#### [Records supplied]

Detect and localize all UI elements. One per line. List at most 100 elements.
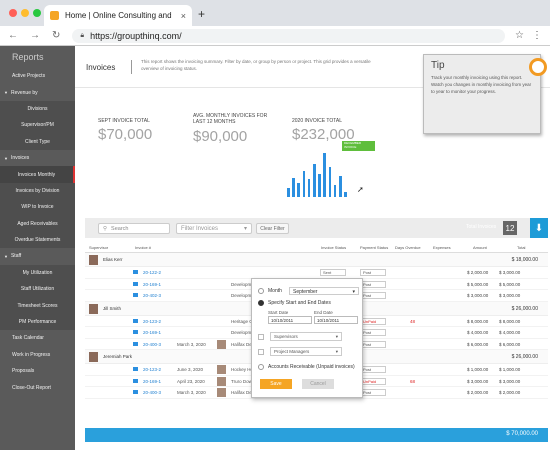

==

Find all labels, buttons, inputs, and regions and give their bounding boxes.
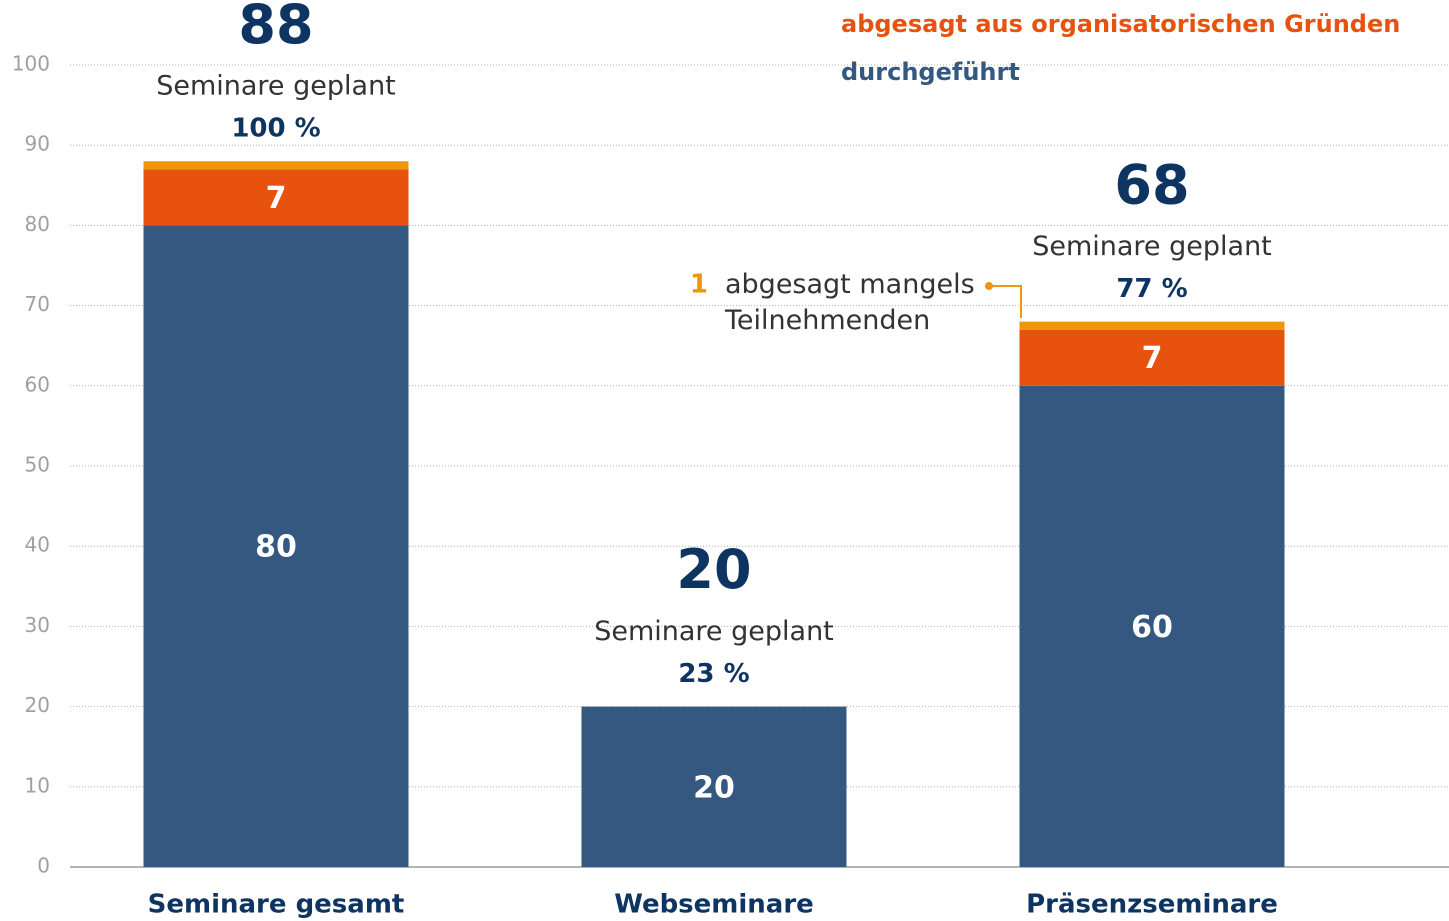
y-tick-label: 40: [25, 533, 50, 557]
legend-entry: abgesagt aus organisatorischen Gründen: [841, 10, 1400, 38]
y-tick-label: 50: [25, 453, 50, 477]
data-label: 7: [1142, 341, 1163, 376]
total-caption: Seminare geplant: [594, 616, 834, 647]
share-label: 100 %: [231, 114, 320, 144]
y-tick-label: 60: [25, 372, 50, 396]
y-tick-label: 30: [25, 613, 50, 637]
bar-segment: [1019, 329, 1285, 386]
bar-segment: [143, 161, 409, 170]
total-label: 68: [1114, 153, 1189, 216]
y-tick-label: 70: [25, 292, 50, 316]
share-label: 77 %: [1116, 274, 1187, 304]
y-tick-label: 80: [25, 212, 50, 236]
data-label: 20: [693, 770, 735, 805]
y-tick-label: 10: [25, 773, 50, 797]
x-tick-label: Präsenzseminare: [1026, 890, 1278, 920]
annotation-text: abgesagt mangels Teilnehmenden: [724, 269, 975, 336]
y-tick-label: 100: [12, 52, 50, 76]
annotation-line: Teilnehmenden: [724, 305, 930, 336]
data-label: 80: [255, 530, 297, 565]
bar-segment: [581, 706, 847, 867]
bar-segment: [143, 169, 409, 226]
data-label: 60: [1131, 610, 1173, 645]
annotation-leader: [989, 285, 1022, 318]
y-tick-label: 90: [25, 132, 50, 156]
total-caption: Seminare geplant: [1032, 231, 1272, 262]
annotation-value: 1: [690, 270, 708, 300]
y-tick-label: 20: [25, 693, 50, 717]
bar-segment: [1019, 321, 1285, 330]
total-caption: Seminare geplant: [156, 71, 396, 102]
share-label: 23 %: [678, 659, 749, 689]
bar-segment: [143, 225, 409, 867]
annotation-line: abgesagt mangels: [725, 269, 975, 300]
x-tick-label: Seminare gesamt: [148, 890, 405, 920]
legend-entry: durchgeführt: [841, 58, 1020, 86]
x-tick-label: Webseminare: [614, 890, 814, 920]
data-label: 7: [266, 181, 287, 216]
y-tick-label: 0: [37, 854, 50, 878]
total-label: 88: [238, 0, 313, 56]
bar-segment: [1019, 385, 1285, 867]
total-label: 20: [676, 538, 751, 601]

* * *

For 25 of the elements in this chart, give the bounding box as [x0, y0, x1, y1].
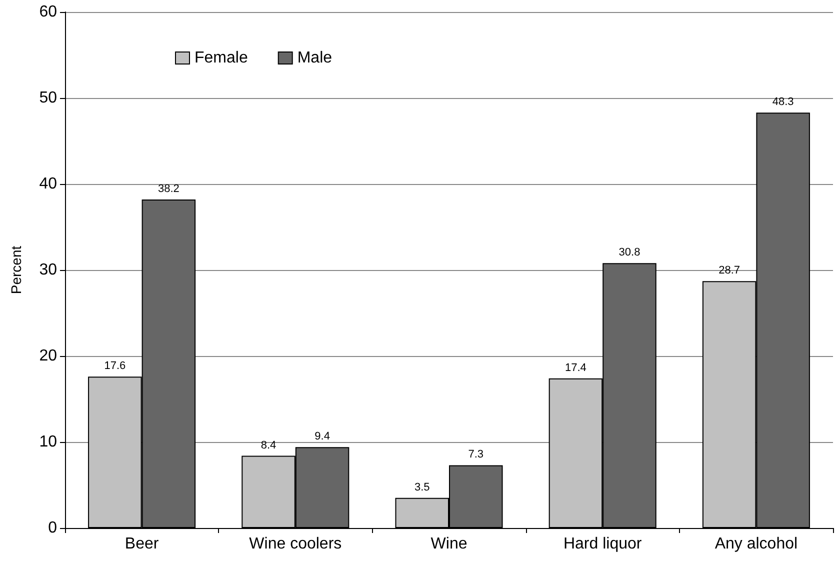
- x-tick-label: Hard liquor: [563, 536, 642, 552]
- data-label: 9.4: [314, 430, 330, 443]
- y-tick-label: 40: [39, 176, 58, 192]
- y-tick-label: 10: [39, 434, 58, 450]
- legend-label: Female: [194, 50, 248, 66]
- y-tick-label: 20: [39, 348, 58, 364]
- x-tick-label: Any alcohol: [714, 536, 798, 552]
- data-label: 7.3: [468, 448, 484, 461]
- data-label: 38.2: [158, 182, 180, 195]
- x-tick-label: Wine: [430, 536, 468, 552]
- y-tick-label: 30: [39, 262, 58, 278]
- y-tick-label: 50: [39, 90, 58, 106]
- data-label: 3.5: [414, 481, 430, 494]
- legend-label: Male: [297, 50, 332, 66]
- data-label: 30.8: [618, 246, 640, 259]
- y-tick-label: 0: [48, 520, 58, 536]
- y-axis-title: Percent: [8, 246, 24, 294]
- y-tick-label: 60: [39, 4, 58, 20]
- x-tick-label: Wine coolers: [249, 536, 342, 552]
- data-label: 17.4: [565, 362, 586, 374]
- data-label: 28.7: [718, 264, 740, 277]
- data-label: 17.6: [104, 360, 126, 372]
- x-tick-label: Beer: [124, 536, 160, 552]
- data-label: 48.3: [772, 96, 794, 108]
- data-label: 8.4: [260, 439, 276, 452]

#### [Directions for this task]
Reproduce, word for word, every line of the records above from the one containing "For 25 of the" down to the one containing "- y-tick-label: 30: [39, 262, 58, 278]", including both of those lines. Omit the pictures.

#### [The output]
For 25 of the elements in this chart, give the bounding box as [x0, y0, x1, y1].
- x-tick-label: Hard liquor: [563, 536, 642, 552]
- data-label: 9.4: [314, 430, 330, 443]
- y-tick-label: 40: [39, 176, 58, 192]
- y-tick-label: 10: [39, 434, 58, 450]
- legend-label: Female: [194, 50, 248, 66]
- y-tick-label: 20: [39, 348, 58, 364]
- x-tick-label: Any alcohol: [714, 536, 798, 552]
- data-label: 7.3: [468, 448, 484, 461]
- data-label: 38.2: [158, 182, 180, 195]
- x-tick-label: Wine: [430, 536, 468, 552]
- y-tick-label: 30: [39, 262, 58, 278]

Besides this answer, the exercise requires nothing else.